INPUT MATERIAL —
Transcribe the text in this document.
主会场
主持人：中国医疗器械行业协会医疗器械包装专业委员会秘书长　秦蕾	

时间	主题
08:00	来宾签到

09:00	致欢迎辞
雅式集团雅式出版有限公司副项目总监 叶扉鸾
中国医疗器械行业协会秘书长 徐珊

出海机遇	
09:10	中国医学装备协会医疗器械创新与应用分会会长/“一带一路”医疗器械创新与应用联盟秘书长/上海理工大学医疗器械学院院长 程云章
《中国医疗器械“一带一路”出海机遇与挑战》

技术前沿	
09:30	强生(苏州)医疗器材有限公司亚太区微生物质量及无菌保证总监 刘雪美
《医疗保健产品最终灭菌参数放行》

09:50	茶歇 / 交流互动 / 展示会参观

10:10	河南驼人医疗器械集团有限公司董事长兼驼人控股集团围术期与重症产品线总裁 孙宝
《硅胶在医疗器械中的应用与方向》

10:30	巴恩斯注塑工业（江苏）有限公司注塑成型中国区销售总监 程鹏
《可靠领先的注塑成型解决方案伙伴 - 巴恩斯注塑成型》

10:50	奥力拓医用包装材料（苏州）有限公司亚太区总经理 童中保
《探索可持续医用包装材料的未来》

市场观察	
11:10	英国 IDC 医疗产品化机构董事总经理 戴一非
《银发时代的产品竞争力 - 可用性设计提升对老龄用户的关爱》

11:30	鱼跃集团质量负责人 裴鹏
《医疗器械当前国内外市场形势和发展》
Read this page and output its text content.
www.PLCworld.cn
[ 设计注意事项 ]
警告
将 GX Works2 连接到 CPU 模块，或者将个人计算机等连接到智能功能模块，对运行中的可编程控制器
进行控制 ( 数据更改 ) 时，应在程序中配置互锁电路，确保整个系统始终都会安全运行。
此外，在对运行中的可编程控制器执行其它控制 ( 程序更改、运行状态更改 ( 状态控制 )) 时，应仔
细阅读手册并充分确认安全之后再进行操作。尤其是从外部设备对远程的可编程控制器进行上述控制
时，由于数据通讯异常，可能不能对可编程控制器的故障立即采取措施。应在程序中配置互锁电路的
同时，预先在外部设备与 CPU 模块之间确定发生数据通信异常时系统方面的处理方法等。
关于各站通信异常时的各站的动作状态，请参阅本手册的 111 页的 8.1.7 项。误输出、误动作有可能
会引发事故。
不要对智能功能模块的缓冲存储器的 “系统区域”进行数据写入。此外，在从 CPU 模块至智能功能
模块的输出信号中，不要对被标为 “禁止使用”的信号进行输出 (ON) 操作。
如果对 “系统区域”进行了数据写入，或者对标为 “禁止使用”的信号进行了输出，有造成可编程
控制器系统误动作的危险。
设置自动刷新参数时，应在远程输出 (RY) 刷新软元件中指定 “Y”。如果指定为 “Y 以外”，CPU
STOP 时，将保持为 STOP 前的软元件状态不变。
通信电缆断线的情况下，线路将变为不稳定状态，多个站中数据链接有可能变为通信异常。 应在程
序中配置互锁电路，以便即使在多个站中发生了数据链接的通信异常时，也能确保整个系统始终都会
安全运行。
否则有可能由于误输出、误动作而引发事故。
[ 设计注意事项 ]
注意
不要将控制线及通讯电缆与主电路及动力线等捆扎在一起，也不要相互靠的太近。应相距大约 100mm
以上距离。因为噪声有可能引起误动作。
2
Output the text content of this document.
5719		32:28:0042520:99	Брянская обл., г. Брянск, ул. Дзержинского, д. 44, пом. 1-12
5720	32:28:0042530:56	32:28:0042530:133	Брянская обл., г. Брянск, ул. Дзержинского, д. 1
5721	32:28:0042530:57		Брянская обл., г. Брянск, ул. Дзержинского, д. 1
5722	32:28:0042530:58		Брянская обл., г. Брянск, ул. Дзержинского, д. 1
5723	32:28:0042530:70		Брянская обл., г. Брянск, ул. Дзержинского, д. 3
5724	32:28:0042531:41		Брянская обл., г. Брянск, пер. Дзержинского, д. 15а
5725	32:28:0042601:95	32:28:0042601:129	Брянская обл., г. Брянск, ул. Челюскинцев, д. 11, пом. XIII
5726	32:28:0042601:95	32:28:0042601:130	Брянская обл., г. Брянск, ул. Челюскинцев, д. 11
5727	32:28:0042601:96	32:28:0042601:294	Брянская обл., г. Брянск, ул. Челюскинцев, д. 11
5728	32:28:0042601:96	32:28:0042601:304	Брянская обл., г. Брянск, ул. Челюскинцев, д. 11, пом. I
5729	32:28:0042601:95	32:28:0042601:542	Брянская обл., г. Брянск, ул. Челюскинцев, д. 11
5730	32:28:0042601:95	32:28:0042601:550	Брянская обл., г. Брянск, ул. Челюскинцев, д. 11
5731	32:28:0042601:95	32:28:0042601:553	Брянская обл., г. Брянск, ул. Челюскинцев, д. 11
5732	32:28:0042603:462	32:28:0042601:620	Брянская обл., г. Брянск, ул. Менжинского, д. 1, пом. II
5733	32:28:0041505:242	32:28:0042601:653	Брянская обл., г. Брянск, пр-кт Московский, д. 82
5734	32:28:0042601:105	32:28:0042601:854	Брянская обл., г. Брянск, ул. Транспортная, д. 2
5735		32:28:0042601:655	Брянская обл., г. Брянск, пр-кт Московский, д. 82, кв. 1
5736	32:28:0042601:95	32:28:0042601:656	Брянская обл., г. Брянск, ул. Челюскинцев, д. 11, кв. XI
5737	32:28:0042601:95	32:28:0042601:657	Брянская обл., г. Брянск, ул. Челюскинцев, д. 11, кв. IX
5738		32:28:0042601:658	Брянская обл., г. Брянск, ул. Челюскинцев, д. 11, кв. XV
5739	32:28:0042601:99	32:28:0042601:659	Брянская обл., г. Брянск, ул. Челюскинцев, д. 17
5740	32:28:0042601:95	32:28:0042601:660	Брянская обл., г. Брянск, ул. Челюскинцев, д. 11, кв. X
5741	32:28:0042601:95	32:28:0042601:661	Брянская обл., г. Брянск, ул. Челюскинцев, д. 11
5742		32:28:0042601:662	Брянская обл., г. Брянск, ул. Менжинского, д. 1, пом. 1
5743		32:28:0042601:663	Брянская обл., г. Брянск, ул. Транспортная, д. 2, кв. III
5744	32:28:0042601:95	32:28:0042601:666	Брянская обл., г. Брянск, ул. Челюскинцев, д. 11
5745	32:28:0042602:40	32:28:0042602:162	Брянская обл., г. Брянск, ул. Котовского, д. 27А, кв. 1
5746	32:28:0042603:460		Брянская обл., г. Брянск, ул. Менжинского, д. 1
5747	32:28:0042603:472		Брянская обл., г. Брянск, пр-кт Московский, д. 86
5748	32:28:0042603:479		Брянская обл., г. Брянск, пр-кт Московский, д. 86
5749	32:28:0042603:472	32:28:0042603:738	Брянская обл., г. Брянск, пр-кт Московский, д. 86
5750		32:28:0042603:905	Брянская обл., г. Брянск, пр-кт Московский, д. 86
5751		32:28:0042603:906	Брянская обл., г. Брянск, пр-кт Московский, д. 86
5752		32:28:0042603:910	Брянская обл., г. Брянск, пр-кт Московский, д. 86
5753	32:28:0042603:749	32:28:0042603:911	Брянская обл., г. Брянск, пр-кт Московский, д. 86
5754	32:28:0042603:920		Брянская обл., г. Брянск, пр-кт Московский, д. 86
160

EXERCISE INSTRUCTIONS — Give all the records again. Match them exactly.

REPLY —
Transcribe the text in this document.
主会场
主持人：中国医疗器械行业协会医疗器械包装专业委员会秘书长　秦蕾	

时间	主题
08:00	来宾签到

09:00	致欢迎辞
雅式集团雅式出版有限公司副项目总监 叶扉鸾
中国医疗器械行业协会秘书长 徐珊

出海机遇	
09:10	中国医学装备协会医疗器械创新与应用分会会长/“一带一路”医疗器械创新与应用联盟秘书长/上海理工大学医疗器械学院院长 程云章
《中国医疗器械“一带一路”出海机遇与挑战》

技术前沿	
09:30	强生(苏州)医疗器材有限公司亚太区微生物质量及无菌保证总监 刘雪美
《医疗保健产品最终灭菌参数放行》

09:50	茶歇 / 交流互动 / 展示会参观

10:10	河南驼人医疗器械集团有限公司董事长兼驼人控股集团围术期与重症产品线总裁 孙宝
《硅胶在医疗器械中的应用与方向》

10:30	巴恩斯注塑工业（江苏）有限公司注塑成型中国区销售总监 程鹏
《可靠领先的注塑成型解决方案伙伴 - 巴恩斯注塑成型》

10:50	奥力拓医用包装材料（苏州）有限公司亚太区总经理 童中保
《探索可持续医用包装材料的未来》

市场观察	
11:10	英国 IDC 医疗产品化机构董事总经理 戴一非
《银发时代的产品竞争力 - 可用性设计提升对老龄用户的关爱》

11:30	鱼跃集团质量负责人 裴鹏
《医疗器械当前国内外市场形势和发展》
Read this page and output its text content.
www.PLCworld.cn
[ 设计注意事项 ]
警告
将 GX Works2 连接到 CPU 模块，或者将个人计算机等连接到智能功能模块，对运行中的可编程控制器
进行控制 ( 数据更改 ) 时，应在程序中配置互锁电路，确保整个系统始终都会安全运行。
此外，在对运行中的可编程控制器执行其它控制 ( 程序更改、运行状态更改 ( 状态控制 )) 时，应仔
细阅读手册并充分确认安全之后再进行操作。尤其是从外部设备对远程的可编程控制器进行上述控制
时，由于数据通讯异常，可能不能对可编程控制器的故障立即采取措施。应在程序中配置互锁电路的
同时，预先在外部设备与 CPU 模块之间确定发生数据通信异常时系统方面的处理方法等。
关于各站通信异常时的各站的动作状态，请参阅本手册的 111 页的 8.1.7 项。误输出、误动作有可能
会引发事故。
不要对智能功能模块的缓冲存储器的 “系统区域”进行数据写入。此外，在从 CPU 模块至智能功能
模块的输出信号中，不要对被标为 “禁止使用”的信号进行输出 (ON) 操作。
如果对 “系统区域”进行了数据写入，或者对标为 “禁止使用”的信号进行了输出，有造成可编程
控制器系统误动作的危险。
设置自动刷新参数时，应在远程输出 (RY) 刷新软元件中指定 “Y”。如果指定为 “Y 以外”，CPU
STOP 时，将保持为 STOP 前的软元件状态不变。
通信电缆断线的情况下，线路将变为不稳定状态，多个站中数据链接有可能变为通信异常。 应在程
序中配置互锁电路，以便即使在多个站中发生了数据链接的通信异常时，也能确保整个系统始终都会
安全运行。
否则有可能由于误输出、误动作而引发事故。
[ 设计注意事项 ]
注意
不要将控制线及通讯电缆与主电路及动力线等捆扎在一起，也不要相互靠的太近。应相距大约 100mm
以上距离。因为噪声有可能引起误动作。
2
Output the text content of this document.
5719		32:28:0042520:99	Брянская обл., г. Брянск, ул. Дзержинского, д. 44, пом. 1-12
5720	32:28:0042530:56	32:28:0042530:133	Брянская обл., г. Брянск, ул. Дзержинского, д. 1
5721	32:28:0042530:57		Брянская обл., г. Брянск, ул. Дзержинского, д. 1
5722	32:28:0042530:58		Брянская обл., г. Брянск, ул. Дзержинского, д. 1
5723	32:28:0042530:70		Брянская обл., г. Брянск, ул. Дзержинского, д. 3
5724	32:28:0042531:41		Брянская обл., г. Брянск, пер. Дзержинского, д. 15а
5725	32:28:0042601:95	32:28:0042601:129	Брянская обл., г. Брянск, ул. Челюскинцев, д. 11, пом. XIII
5726	32:28:0042601:95	32:28:0042601:130	Брянская обл., г. Брянск, ул. Челюскинцев, д. 11
5727	32:28:0042601:96	32:28:0042601:294	Брянская обл., г. Брянск, ул. Челюскинцев, д. 11
5728	32:28:0042601:96	32:28:0042601:304	Брянская обл., г. Брянск, ул. Челюскинцев, д. 11, пом. I
5729	32:28:0042601:95	32:28:0042601:542	Брянская обл., г. Брянск, ул. Челюскинцев, д. 11
5730	32:28:0042601:95	32:28:0042601:550	Брянская обл., г. Брянск, ул. Челюскинцев, д. 11
5731	32:28:0042601:95	32:28:0042601:553	Брянская обл., г. Брянск, ул. Челюскинцев, д. 11
5732	32:28:0042603:462	32:28:0042601:620	Брянская обл., г. Брянск, ул. Менжинского, д. 1, пом. II
5733	32:28:0041505:242	32:28:0042601:653	Брянская обл., г. Брянск, пр-кт Московский, д. 82
5734	32:28:0042601:105	32:28:0042601:854	Брянская обл., г. Брянск, ул. Транспортная, д. 2
5735		32:28:0042601:655	Брянская обл., г. Брянск, пр-кт Московский, д. 82, кв. 1
5736	32:28:0042601:95	32:28:0042601:656	Брянская обл., г. Брянск, ул. Челюскинцев, д. 11, кв. XI
5737	32:28:0042601:95	32:28:0042601:657	Брянская обл., г. Брянск, ул. Челюскинцев, д. 11, кв. IX
5738		32:28:0042601:658	Брянская обл., г. Брянск, ул. Челюскинцев, д. 11, кв. XV
5739	32:28:0042601:99	32:28:0042601:659	Брянская обл., г. Брянск, ул. Челюскинцев, д. 17
5740	32:28:0042601:95	32:28:0042601:660	Брянская обл., г. Брянск, ул. Челюскинцев, д. 11, кв. X
5741	32:28:0042601:95	32:28:0042601:661	Брянская обл., г. Брянск, ул. Челюскинцев, д. 11
5742		32:28:0042601:662	Брянская обл., г. Брянск, ул. Менжинского, д. 1, пом. 1
5743		32:28:0042601:663	Брянская обл., г. Брянск, ул. Транспортная, д. 2, кв. III
5744	32:28:0042601:95	32:28:0042601:666	Брянская обл., г. Брянск, ул. Челюскинцев, д. 11
5745	32:28:0042602:40	32:28:0042602:162	Брянская обл., г. Брянск, ул. Котовского, д. 27А, кв. 1
5746	32:28:0042603:460		Брянская обл., г. Брянск, ул. Менжинского, д. 1
5747	32:28:0042603:472		Брянская обл., г. Брянск, пр-кт Московский, д. 86
5748	32:28:0042603:479		Брянская обл., г. Брянск, пр-кт Московский, д. 86
5749	32:28:0042603:472	32:28:0042603:738	Брянская обл., г. Брянск, пр-кт Московский, д. 86
5750		32:28:0042603:905	Брянская обл., г. Брянск, пр-кт Московский, д. 86
5751		32:28:0042603:906	Брянская обл., г. Брянск, пр-кт Московский, д. 86
5752		32:28:0042603:910	Брянская обл., г. Брянск, пр-кт Московский, д. 86
5753	32:28:0042603:749	32:28:0042603:911	Брянская обл., г. Брянск, пр-кт Московский, д. 86
5754	32:28:0042603:920		Брянская обл., г. Брянск, пр-кт Московский, д. 86
160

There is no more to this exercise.